Copy all the material below, exactly as it stands.

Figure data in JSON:
▬▬▬▬▬▬▬▬▬▬

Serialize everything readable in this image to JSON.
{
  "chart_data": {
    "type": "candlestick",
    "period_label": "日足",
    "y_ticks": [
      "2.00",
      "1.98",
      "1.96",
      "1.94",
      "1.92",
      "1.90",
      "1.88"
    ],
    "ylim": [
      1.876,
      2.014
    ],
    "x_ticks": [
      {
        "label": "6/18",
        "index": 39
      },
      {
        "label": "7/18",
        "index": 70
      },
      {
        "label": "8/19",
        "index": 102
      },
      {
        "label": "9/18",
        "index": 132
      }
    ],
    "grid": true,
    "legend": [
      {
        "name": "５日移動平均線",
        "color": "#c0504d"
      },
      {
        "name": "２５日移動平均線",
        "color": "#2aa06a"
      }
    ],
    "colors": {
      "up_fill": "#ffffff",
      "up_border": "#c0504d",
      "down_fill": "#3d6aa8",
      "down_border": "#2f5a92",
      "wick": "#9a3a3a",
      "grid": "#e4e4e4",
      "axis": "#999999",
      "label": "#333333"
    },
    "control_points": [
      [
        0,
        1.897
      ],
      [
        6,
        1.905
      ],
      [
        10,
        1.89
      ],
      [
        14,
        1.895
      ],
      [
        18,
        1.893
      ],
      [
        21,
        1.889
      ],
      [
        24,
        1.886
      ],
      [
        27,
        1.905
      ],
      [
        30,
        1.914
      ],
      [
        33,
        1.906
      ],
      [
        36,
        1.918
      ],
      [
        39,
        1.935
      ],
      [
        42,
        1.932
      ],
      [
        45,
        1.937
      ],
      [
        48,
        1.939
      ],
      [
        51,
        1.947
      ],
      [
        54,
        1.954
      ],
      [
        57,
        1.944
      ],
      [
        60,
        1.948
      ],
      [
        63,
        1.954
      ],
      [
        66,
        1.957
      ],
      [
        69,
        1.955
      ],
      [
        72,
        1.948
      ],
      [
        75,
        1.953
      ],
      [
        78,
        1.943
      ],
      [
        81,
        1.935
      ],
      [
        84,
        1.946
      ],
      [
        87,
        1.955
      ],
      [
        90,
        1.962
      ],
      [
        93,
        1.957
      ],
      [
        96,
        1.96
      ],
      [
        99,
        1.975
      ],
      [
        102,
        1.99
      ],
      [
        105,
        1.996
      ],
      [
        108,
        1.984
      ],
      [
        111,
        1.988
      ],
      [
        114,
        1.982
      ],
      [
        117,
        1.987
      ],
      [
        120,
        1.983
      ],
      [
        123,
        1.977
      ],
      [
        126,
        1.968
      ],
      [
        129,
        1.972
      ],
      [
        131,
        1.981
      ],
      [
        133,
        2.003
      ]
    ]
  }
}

▬▬▬▬▬▬▬▬▬▬

Task result:
Serialize everything readable in this image to JSON.
{
  "chart_data": {
    "type": "candlestick",
    "period_label": "日足",
    "y_ticks": [
      "2.00",
      "1.98",
      "1.96",
      "1.94",
      "1.92",
      "1.90",
      "1.88"
    ],
    "ylim": [
      1.876,
      2.014
    ],
    "x_ticks": [
      {
        "label": "6/18",
        "index": 39
      },
      {
        "label": "7/18",
        "index": 70
      },
      {
        "label": "8/19",
        "index": 102
      },
      {
        "label": "9/18",
        "index": 132
      }
    ],
    "grid": true,
    "legend": [
      {
        "name": "５日移動平均線",
        "color": "#c0504d"
      },
      {
        "name": "２５日移動平均線",
        "color": "#2aa06a"
      }
    ],
    "colors": {
      "up_fill": "#ffffff",
      "up_border": "#c0504d",
      "down_fill": "#3d6aa8",
      "down_border": "#2f5a92",
      "wick": "#9a3a3a",
      "grid": "#e4e4e4",
      "axis": "#999999",
      "label": "#333333"
    },
    "control_points": [
      [
        0,
        1.897
      ],
      [
        6,
        1.905
      ],
      [
        10,
        1.89
      ],
      [
        14,
        1.895
      ],
      [
        18,
        1.893
      ],
      [
        21,
        1.889
      ],
      [
        24,
        1.886
      ],
      [
        27,
        1.905
      ],
      [
        30,
        1.914
      ],
      [
        33,
        1.906
      ],
      [
        36,
        1.918
      ],
      [
        39,
        1.935
      ],
      [
        42,
        1.932
      ],
      [
        45,
        1.937
      ],
      [
        48,
        1.939
      ],
      [
        51,
        1.947
      ],
      [
        54,
        1.954
      ],
      [
        57,
        1.944
      ],
      [
        60,
        1.948
      ],
      [
        63,
        1.954
      ],
      [
        66,
        1.957
      ],
      [
        69,
        1.955
      ],
      [
        72,
        1.948
      ],
      [
        75,
        1.953
      ],
      [
        78,
        1.943
      ],
      [
        81,
        1.935
      ],
      [
        84,
        1.946
      ],
      [
        87,
        1.955
      ],
      [
        90,
        1.962
      ],
      [
        93,
        1.957
      ],
      [
        96,
        1.96
      ],
      [
        99,
        1.975
      ],
      [
        102,
        1.99
      ],
      [
        105,
        1.996
      ],
      [
        108,
        1.984
      ],
      [
        111,
        1.988
      ],
      [
        114,
        1.982
      ],
      [
        117,
        1.987
      ],
      [
        120,
        1.983
      ],
      [
        123,
        1.977
      ],
      [
        126,
        1.968
      ],
      [
        129,
        1.972
      ],
      [
        131,
        1.981
      ],
      [
        133,
        2.003
      ]
    ]
  }
}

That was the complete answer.